▶ RECORDS
>> Start

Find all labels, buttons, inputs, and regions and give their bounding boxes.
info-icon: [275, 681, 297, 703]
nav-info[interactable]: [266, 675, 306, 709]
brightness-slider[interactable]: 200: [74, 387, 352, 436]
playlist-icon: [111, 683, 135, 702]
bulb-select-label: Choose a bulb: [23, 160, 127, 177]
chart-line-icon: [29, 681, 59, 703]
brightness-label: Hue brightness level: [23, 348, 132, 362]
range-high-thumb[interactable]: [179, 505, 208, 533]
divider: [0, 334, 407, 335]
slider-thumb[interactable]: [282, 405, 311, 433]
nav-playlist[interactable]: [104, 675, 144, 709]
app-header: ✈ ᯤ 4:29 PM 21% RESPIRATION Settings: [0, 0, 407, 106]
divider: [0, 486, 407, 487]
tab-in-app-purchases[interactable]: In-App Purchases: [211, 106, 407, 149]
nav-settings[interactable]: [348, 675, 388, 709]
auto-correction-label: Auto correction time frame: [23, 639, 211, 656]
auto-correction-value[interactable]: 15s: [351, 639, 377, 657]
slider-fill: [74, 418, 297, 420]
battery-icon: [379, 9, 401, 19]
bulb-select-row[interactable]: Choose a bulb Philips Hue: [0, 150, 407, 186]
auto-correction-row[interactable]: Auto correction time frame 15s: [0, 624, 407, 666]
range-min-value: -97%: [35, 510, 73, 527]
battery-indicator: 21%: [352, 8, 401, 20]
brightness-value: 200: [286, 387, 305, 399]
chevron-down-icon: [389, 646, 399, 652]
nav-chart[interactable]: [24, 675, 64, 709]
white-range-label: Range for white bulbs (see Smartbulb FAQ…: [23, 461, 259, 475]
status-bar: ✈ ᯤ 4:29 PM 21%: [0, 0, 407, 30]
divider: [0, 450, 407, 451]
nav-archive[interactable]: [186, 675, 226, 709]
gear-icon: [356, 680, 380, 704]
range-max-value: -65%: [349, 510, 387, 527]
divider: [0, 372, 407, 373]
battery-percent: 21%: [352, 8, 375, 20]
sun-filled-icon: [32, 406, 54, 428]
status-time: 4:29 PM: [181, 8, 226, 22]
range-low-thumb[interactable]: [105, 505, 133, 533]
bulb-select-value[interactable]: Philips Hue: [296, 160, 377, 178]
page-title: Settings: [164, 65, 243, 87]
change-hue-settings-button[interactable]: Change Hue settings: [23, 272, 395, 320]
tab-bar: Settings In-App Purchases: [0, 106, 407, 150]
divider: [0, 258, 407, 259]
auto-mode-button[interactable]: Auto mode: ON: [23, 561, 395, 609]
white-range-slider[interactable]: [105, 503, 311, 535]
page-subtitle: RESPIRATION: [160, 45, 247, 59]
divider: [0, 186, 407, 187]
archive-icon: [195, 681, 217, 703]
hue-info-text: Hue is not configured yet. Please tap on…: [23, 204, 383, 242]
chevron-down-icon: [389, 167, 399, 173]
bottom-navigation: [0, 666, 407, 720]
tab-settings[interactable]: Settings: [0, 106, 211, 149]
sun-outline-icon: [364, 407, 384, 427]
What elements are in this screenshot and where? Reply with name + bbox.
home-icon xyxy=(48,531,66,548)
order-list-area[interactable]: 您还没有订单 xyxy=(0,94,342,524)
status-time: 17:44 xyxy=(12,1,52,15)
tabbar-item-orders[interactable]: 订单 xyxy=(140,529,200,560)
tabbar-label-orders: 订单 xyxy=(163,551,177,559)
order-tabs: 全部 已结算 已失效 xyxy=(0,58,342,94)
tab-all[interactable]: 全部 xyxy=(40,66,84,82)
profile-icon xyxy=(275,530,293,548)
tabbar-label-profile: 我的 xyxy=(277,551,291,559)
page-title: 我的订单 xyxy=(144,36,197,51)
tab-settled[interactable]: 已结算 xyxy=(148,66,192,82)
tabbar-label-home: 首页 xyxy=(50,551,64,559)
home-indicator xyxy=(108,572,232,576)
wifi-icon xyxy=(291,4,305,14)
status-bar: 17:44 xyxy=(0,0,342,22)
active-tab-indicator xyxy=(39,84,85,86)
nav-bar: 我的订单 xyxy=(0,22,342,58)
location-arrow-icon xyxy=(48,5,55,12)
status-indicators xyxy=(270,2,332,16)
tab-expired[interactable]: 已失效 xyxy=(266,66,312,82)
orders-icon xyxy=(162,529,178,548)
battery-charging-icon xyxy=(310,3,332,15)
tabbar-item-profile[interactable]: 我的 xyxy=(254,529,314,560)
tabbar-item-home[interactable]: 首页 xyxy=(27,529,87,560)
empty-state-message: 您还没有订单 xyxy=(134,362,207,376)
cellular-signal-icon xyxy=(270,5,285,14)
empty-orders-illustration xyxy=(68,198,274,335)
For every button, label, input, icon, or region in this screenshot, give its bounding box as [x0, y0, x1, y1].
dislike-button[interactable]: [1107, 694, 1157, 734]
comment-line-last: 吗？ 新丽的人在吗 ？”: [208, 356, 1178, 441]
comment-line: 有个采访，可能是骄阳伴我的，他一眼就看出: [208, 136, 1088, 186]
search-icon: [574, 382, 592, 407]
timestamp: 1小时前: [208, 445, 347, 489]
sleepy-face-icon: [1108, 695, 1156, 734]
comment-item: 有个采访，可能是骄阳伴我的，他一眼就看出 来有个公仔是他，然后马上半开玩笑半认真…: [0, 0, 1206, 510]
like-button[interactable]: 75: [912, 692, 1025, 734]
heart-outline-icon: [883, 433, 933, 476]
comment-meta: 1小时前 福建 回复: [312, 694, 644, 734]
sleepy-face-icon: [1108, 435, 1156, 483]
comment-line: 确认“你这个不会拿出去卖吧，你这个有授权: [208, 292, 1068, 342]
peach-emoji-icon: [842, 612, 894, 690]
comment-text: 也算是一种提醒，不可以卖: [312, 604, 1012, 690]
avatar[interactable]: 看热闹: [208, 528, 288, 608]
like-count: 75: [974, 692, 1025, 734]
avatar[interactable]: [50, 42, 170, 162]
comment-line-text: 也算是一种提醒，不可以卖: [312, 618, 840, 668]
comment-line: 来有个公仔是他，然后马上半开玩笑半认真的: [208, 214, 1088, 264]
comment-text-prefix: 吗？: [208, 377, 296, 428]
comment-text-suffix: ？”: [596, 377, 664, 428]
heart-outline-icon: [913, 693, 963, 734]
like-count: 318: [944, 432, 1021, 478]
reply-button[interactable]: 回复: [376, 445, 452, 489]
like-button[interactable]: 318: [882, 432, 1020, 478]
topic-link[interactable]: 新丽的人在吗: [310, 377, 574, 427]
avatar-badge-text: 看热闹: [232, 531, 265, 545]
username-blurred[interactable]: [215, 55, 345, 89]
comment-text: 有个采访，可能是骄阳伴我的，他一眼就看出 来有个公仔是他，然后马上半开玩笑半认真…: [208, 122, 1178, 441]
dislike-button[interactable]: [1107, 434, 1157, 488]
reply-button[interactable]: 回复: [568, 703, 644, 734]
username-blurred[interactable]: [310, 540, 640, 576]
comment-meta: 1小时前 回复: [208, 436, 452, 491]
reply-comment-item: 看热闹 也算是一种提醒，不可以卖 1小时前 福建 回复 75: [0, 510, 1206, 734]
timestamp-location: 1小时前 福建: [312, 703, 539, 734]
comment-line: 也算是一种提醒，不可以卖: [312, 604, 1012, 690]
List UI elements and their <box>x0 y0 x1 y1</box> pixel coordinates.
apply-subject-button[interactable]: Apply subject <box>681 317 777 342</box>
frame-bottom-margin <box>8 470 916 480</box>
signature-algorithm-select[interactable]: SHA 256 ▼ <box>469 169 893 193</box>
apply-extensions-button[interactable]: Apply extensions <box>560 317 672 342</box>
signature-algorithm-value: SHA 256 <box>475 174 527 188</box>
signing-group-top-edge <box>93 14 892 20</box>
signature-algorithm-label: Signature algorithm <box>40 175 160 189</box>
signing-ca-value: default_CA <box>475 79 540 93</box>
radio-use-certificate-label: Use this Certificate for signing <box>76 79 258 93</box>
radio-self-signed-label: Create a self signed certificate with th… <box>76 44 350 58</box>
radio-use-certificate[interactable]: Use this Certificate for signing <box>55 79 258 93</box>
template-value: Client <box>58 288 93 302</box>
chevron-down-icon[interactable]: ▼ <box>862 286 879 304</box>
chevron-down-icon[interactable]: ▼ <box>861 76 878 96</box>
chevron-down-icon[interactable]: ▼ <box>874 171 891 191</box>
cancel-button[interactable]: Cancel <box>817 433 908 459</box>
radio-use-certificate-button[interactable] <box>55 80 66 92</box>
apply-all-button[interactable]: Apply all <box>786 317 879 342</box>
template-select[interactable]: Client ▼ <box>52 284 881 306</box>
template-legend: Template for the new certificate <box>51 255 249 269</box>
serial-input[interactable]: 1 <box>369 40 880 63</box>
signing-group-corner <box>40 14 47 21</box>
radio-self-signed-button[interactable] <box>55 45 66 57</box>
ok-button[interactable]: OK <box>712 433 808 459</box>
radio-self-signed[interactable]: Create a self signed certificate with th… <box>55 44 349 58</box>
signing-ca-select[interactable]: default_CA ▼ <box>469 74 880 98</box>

>> End

▶ SHORT TASK
Could you quote the data verbatim, from its first line up to and including the line that contains "battery-icon: [379, 9, 401, 19]"?

▶ WORKED ANSWER
Find all labels, buttons, inputs, and regions and give their bounding boxes.
info-icon: [275, 681, 297, 703]
nav-info[interactable]: [266, 675, 306, 709]
brightness-slider[interactable]: 200: [74, 387, 352, 436]
playlist-icon: [111, 683, 135, 702]
bulb-select-label: Choose a bulb: [23, 160, 127, 177]
chart-line-icon: [29, 681, 59, 703]
brightness-label: Hue brightness level: [23, 348, 132, 362]
range-high-thumb[interactable]: [179, 505, 208, 533]
divider: [0, 334, 407, 335]
slider-thumb[interactable]: [282, 405, 311, 433]
nav-playlist[interactable]: [104, 675, 144, 709]
app-header: ✈ ᯤ 4:29 PM 21% RESPIRATION Settings: [0, 0, 407, 106]
divider: [0, 486, 407, 487]
tab-in-app-purchases[interactable]: In-App Purchases: [211, 106, 407, 149]
nav-settings[interactable]: [348, 675, 388, 709]
auto-correction-label: Auto correction time frame: [23, 639, 211, 656]
auto-correction-value[interactable]: 15s: [351, 639, 377, 657]
slider-fill: [74, 418, 297, 420]
battery-icon: [379, 9, 401, 19]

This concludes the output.